* Dataset records:
────

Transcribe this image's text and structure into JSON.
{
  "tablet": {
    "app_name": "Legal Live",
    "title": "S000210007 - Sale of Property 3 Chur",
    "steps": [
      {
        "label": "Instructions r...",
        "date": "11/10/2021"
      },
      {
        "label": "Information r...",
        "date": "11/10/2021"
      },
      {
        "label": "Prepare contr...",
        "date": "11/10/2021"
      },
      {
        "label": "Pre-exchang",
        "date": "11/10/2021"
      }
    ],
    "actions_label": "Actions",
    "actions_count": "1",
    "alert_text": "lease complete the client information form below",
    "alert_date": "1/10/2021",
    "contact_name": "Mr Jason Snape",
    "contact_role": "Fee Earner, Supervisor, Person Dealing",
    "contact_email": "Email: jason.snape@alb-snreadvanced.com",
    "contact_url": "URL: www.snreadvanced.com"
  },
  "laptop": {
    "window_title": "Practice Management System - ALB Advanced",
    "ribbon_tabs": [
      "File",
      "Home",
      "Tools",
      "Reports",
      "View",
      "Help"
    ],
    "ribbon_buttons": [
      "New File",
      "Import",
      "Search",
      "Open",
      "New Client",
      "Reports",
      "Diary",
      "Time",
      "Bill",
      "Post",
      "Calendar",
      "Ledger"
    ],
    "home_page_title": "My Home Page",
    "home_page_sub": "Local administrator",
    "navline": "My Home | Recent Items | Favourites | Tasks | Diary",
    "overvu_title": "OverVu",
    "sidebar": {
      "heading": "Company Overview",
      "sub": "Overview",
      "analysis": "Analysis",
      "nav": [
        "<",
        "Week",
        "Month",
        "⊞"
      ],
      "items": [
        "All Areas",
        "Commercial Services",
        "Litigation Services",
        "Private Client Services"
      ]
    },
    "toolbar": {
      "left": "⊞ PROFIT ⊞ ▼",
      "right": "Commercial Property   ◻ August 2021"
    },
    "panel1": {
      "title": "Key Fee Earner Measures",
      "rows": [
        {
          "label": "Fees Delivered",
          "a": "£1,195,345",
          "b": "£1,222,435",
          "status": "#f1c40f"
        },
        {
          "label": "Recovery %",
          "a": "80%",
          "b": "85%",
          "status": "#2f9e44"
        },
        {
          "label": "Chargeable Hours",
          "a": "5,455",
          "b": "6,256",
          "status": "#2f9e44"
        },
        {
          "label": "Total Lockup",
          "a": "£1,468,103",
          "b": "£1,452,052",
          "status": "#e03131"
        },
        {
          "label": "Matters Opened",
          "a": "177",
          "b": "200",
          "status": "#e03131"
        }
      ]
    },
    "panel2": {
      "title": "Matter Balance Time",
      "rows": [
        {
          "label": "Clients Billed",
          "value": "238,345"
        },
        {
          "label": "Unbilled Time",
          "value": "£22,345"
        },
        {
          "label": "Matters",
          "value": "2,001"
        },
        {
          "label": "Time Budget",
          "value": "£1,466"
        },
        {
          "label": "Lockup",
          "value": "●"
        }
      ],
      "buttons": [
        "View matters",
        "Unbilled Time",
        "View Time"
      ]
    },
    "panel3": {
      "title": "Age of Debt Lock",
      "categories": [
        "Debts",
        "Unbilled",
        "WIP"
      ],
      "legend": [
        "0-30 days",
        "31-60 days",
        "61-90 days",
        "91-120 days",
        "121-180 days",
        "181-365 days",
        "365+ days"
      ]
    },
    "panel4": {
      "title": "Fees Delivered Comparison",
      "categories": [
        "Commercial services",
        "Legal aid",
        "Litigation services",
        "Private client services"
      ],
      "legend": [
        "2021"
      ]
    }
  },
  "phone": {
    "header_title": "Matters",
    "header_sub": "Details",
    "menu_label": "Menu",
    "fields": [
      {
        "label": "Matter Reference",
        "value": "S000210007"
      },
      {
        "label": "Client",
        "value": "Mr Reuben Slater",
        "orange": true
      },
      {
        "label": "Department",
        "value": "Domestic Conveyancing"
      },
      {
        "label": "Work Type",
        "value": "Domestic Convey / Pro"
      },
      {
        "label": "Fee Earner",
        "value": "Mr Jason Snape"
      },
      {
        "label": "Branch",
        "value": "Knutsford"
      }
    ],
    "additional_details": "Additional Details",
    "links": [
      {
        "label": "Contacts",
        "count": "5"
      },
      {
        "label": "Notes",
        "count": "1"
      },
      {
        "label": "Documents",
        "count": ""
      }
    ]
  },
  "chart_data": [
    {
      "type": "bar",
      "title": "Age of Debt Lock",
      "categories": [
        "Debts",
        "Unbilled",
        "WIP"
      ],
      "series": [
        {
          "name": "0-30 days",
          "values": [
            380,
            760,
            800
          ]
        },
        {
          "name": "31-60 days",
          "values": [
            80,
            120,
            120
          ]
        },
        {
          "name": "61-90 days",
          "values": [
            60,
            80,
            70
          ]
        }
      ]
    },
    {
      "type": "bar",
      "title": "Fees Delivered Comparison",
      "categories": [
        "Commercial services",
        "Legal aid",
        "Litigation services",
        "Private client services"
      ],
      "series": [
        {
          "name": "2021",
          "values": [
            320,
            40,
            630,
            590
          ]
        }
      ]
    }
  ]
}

────

* The problem: Restate the data above word for word.

* Output of the exercise:
Transcribe this image's text and structure into JSON.
{
  "tablet": {
    "app_name": "Legal Live",
    "title": "S000210007 - Sale of Property 3 Chur",
    "steps": [
      {
        "label": "Instructions r...",
        "date": "11/10/2021"
      },
      {
        "label": "Information r...",
        "date": "11/10/2021"
      },
      {
        "label": "Prepare contr...",
        "date": "11/10/2021"
      },
      {
        "label": "Pre-exchang",
        "date": "11/10/2021"
      }
    ],
    "actions_label": "Actions",
    "actions_count": "1",
    "alert_text": "lease complete the client information form below",
    "alert_date": "1/10/2021",
    "contact_name": "Mr Jason Snape",
    "contact_role": "Fee Earner, Supervisor, Person Dealing",
    "contact_email": "Email: jason.snape@alb-snreadvanced.com",
    "contact_url": "URL: www.snreadvanced.com"
  },
  "laptop": {
    "window_title": "Practice Management System - ALB Advanced",
    "ribbon_tabs": [
      "File",
      "Home",
      "Tools",
      "Reports",
      "View",
      "Help"
    ],
    "ribbon_buttons": [
      "New File",
      "Import",
      "Search",
      "Open",
      "New Client",
      "Reports",
      "Diary",
      "Time",
      "Bill",
      "Post",
      "Calendar",
      "Ledger"
    ],
    "home_page_title": "My Home Page",
    "home_page_sub": "Local administrator",
    "navline": "My Home | Recent Items | Favourites | Tasks | Diary",
    "overvu_title": "OverVu",
    "sidebar": {
      "heading": "Company Overview",
      "sub": "Overview",
      "analysis": "Analysis",
      "nav": [
        "<",
        "Week",
        "Month",
        "⊞"
      ],
      "items": [
        "All Areas",
        "Commercial Services",
        "Litigation Services",
        "Private Client Services"
      ]
    },
    "toolbar": {
      "left": "⊞ PROFIT ⊞ ▼",
      "right": "Commercial Property   ◻ August 2021"
    },
    "panel1": {
      "title": "Key Fee Earner Measures",
      "rows": [
        {
          "label": "Fees Delivered",
          "a": "£1,195,345",
          "b": "£1,222,435",
          "status": "#f1c40f"
        },
        {
          "label": "Recovery %",
          "a": "80%",
          "b": "85%",
          "status": "#2f9e44"
        },
        {
          "label": "Chargeable Hours",
          "a": "5,455",
          "b": "6,256",
          "status": "#2f9e44"
        },
        {
          "label": "Total Lockup",
          "a": "£1,468,103",
          "b": "£1,452,052",
          "status": "#e03131"
        },
        {
          "label": "Matters Opened",
          "a": "177",
          "b": "200",
          "status": "#e03131"
        }
      ]
    },
    "panel2": {
      "title": "Matter Balance Time",
      "rows": [
        {
          "label": "Clients Billed",
          "value": "238,345"
        },
        {
          "label": "Unbilled Time",
          "value": "£22,345"
        },
        {
          "label": "Matters",
          "value": "2,001"
        },
        {
          "label": "Time Budget",
          "value": "£1,466"
        },
        {
          "label": "Lockup",
          "value": "●"
        }
      ],
      "buttons": [
        "View matters",
        "Unbilled Time",
        "View Time"
      ]
    },
    "panel3": {
      "title": "Age of Debt Lock",
      "categories": [
        "Debts",
        "Unbilled",
        "WIP"
      ],
      "legend": [
        "0-30 days",
        "31-60 days",
        "61-90 days",
        "91-120 days",
        "121-180 days",
        "181-365 days",
        "365+ days"
      ]
    },
    "panel4": {
      "title": "Fees Delivered Comparison",
      "categories": [
        "Commercial services",
        "Legal aid",
        "Litigation services",
        "Private client services"
      ],
      "legend": [
        "2021"
      ]
    }
  },
  "phone": {
    "header_title": "Matters",
    "header_sub": "Details",
    "menu_label": "Menu",
    "fields": [
      {
        "label": "Matter Reference",
        "value": "S000210007"
      },
      {
        "label": "Client",
        "value": "Mr Reuben Slater",
        "orange": true
      },
      {
        "label": "Department",
        "value": "Domestic Conveyancing"
      },
      {
        "label": "Work Type",
        "value": "Domestic Convey / Pro"
      },
      {
        "label": "Fee Earner",
        "value": "Mr Jason Snape"
      },
      {
        "label": "Branch",
        "value": "Knutsford"
      }
    ],
    "additional_details": "Additional Details",
    "links": [
      {
        "label": "Contacts",
        "count": "5"
      },
      {
        "label": "Notes",
        "count": "1"
      },
      {
        "label": "Documents",
        "count": ""
      }
    ]
  },
  "chart_data": [
    {
      "type": "bar",
      "title": "Age of Debt Lock",
      "categories": [
        "Debts",
        "Unbilled",
        "WIP"
      ],
      "series": [
        {
          "name": "0-30 days",
          "values": [
            380,
            760,
            800
          ]
        },
        {
          "name": "31-60 days",
          "values": [
            80,
            120,
            120
          ]
        },
        {
          "name": "61-90 days",
          "values": [
            60,
            80,
            70
          ]
        }
      ]
    },
    {
      "type": "bar",
      "title": "Fees Delivered Comparison",
      "categories": [
        "Commercial services",
        "Legal aid",
        "Litigation services",
        "Private client services"
      ],
      "series": [
        {
          "name": "2021",
          "values": [
            320,
            40,
            630,
            590
          ]
        }
      ]
    }
  ]
}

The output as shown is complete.